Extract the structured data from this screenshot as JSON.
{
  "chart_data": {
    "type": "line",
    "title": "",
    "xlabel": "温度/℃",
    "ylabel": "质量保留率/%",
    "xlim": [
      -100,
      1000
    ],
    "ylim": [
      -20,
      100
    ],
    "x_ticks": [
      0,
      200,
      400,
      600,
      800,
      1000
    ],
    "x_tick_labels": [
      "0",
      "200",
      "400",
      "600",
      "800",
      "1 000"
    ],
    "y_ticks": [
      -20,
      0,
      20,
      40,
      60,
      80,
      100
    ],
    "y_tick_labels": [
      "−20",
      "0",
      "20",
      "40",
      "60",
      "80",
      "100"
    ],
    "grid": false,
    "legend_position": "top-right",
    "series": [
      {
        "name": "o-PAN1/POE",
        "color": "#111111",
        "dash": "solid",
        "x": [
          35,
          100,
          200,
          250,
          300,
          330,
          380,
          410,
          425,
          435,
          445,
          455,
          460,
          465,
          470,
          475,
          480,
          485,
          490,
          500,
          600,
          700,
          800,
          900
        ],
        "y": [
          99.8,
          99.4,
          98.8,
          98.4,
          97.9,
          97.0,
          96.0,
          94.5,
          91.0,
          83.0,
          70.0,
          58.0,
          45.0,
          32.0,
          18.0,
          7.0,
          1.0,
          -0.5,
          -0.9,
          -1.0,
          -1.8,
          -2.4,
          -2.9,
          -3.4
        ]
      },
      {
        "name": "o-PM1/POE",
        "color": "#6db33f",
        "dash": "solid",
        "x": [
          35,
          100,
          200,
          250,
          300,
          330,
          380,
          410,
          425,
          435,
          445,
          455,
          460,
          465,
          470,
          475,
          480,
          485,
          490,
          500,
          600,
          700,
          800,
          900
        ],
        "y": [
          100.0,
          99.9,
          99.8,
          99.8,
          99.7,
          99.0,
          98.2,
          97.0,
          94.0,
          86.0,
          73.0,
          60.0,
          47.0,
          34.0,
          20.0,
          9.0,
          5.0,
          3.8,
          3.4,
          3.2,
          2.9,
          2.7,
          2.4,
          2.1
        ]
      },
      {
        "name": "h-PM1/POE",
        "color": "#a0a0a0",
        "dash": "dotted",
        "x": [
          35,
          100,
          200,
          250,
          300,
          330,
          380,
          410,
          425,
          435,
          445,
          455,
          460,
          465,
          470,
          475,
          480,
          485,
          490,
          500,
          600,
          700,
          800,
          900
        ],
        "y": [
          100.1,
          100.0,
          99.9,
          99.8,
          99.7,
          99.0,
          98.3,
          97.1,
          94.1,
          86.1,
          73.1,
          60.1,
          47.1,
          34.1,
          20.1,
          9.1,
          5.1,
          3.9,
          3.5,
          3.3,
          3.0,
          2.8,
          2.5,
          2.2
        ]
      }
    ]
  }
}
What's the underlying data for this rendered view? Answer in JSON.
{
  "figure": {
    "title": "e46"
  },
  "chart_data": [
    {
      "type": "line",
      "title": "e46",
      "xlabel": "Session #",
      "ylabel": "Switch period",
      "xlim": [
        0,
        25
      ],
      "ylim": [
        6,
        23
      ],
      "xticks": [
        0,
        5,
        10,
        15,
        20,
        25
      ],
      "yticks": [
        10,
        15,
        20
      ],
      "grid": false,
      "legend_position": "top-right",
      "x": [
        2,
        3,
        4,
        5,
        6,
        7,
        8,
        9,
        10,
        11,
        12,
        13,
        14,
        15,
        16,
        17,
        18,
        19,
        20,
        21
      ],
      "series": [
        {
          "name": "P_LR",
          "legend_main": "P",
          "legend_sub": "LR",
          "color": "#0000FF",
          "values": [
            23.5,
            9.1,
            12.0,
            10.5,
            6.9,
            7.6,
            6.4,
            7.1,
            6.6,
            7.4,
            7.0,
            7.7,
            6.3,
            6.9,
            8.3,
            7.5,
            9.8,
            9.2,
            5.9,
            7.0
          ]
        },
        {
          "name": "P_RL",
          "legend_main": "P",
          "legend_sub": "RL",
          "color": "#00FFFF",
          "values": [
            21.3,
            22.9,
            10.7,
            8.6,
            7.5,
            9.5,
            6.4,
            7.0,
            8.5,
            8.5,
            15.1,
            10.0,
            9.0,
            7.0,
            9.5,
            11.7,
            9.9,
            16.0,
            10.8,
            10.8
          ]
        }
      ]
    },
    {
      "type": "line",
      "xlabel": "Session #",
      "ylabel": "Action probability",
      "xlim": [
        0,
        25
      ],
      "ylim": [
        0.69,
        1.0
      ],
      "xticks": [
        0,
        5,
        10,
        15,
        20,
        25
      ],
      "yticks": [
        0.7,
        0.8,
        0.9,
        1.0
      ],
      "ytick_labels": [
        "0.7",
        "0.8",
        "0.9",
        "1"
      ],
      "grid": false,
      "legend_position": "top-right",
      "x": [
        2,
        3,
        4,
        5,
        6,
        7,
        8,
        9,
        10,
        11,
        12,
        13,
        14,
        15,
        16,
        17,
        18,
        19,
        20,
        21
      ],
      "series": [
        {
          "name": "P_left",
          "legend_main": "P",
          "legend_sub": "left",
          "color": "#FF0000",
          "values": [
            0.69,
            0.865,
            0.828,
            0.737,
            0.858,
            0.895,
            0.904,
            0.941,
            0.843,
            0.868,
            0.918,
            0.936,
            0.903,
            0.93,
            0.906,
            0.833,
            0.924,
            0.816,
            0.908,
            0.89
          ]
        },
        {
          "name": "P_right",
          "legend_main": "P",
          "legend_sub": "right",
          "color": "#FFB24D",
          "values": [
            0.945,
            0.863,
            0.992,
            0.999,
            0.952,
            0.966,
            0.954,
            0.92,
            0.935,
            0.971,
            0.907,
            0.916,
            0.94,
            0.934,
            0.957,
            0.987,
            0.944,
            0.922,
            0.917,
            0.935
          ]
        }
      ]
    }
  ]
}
------------------------------
WRITTEN TASK: Print again each line of the listing above, exactly as it appears.

WRITTEN RESPONSE:
Extract the structured data from this screenshot as JSON.
{
  "chart_data": {
    "type": "line",
    "title": "",
    "xlabel": "温度/℃",
    "ylabel": "质量保留率/%",
    "xlim": [
      -100,
      1000
    ],
    "ylim": [
      -20,
      100
    ],
    "x_ticks": [
      0,
      200,
      400,
      600,
      800,
      1000
    ],
    "x_tick_labels": [
      "0",
      "200",
      "400",
      "600",
      "800",
      "1 000"
    ],
    "y_ticks": [
      -20,
      0,
      20,
      40,
      60,
      80,
      100
    ],
    "y_tick_labels": [
      "−20",
      "0",
      "20",
      "40",
      "60",
      "80",
      "100"
    ],
    "grid": false,
    "legend_position": "top-right",
    "series": [
      {
        "name": "o-PAN1/POE",
        "color": "#111111",
        "dash": "solid",
        "x": [
          35,
          100,
          200,
          250,
          300,
          330,
          380,
          410,
          425,
          435,
          445,
          455,
          460,
          465,
          470,
          475,
          480,
          485,
          490,
          500,
          600,
          700,
          800,
          900
        ],
        "y": [
          99.8,
          99.4,
          98.8,
          98.4,
          97.9,
          97.0,
          96.0,
          94.5,
          91.0,
          83.0,
          70.0,
          58.0,
          45.0,
          32.0,
          18.0,
          7.0,
          1.0,
          -0.5,
          -0.9,
          -1.0,
          -1.8,
          -2.4,
          -2.9,
          -3.4
        ]
      },
      {
        "name": "o-PM1/POE",
        "color": "#6db33f",
        "dash": "solid",
        "x": [
          35,
          100,
          200,
          250,
          300,
          330,
          380,
          410,
          425,
          435,
          445,
          455,
          460,
          465,
          470,
          475,
          480,
          485,
          490,
          500,
          600,
          700,
          800,
          900
        ],
        "y": [
          100.0,
          99.9,
          99.8,
          99.8,
          99.7,
          99.0,
          98.2,
          97.0,
          94.0,
          86.0,
          73.0,
          60.0,
          47.0,
          34.0,
          20.0,
          9.0,
          5.0,
          3.8,
          3.4,
          3.2,
          2.9,
          2.7,
          2.4,
          2.1
        ]
      },
      {
        "name": "h-PM1/POE",
        "color": "#a0a0a0",
        "dash": "dotted",
        "x": [
          35,
          100,
          200,
          250,
          300,
          330,
          380,
          410,
          425,
          435,
          445,
          455,
          460,
          465,
          470,
          475,
          480,
          485,
          490,
          500,
          600,
          700,
          800,
          900
        ],
        "y": [
          100.1,
          100.0,
          99.9,
          99.8,
          99.7,
          99.0,
          98.3,
          97.1,
          94.1,
          86.1,
          73.1,
          60.1,
          47.1,
          34.1,
          20.1,
          9.1,
          5.1,
          3.9,
          3.5,
          3.3,
          3.0,
          2.8,
          2.5,
          2.2
        ]
      }
    ]
  }
}
What's the underlying data for this rendered view? Answer in JSON.
{
  "figure": {
    "title": "e46"
  },
  "chart_data": [
    {
      "type": "line",
      "title": "e46",
      "xlabel": "Session #",
      "ylabel": "Switch period",
      "xlim": [
        0,
        25
      ],
      "ylim": [
        6,
        23
      ],
      "xticks": [
        0,
        5,
        10,
        15,
        20,
        25
      ],
      "yticks": [
        10,
        15,
        20
      ],
      "grid": false,
      "legend_position": "top-right",
      "x": [
        2,
        3,
        4,
        5,
        6,
        7,
        8,
        9,
        10,
        11,
        12,
        13,
        14,
        15,
        16,
        17,
        18,
        19,
        20,
        21
      ],
      "series": [
        {
          "name": "P_LR",
          "legend_main": "P",
          "legend_sub": "LR",
          "color": "#0000FF",
          "values": [
            23.5,
            9.1,
            12.0,
            10.5,
            6.9,
            7.6,
            6.4,
            7.1,
            6.6,
            7.4,
            7.0,
            7.7,
            6.3,
            6.9,
            8.3,
            7.5,
            9.8,
            9.2,
            5.9,
            7.0
          ]
        },
        {
          "name": "P_RL",
          "legend_main": "P",
          "legend_sub": "RL",
          "color": "#00FFFF",
          "values": [
            21.3,
            22.9,
            10.7,
            8.6,
            7.5,
            9.5,
            6.4,
            7.0,
            8.5,
            8.5,
            15.1,
            10.0,
            9.0,
            7.0,
            9.5,
            11.7,
            9.9,
            16.0,
            10.8,
            10.8
          ]
        }
      ]
    },
    {
      "type": "line",
      "xlabel": "Session #",
      "ylabel": "Action probability",
      "xlim": [
        0,
        25
      ],
      "ylim": [
        0.69,
        1.0
      ],
      "xticks": [
        0,
        5,
        10,
        15,
        20,
        25
      ],
      "yticks": [
        0.7,
        0.8,
        0.9,
        1.0
      ],
      "ytick_labels": [
        "0.7",
        "0.8",
        "0.9",
        "1"
      ],
      "grid": false,
      "legend_position": "top-right",
      "x": [
        2,
        3,
        4,
        5,
        6,
        7,
        8,
        9,
        10,
        11,
        12,
        13,
        14,
        15,
        16,
        17,
        18,
        19,
        20,
        21
      ],
      "series": [
        {
          "name": "P_left",
          "legend_main": "P",
          "legend_sub": "left",
          "color": "#FF0000",
          "values": [
            0.69,
            0.865,
            0.828,
            0.737,
            0.858,
            0.895,
            0.904,
            0.941,
            0.843,
            0.868,
            0.918,
            0.936,
            0.903,
            0.93,
            0.906,
            0.833,
            0.924,
            0.816,
            0.908,
            0.89
          ]
        },
        {
          "name": "P_right",
          "legend_main": "P",
          "legend_sub": "right",
          "color": "#FFB24D",
          "values": [
            0.945,
            0.863,
            0.992,
            0.999,
            0.952,
            0.966,
            0.954,
            0.92,
            0.935,
            0.971,
            0.907,
            0.916,
            0.94,
            0.934,
            0.957,
            0.987,
            0.944,
            0.922,
            0.917,
            0.935
          ]
        }
      ]
    }
  ]
}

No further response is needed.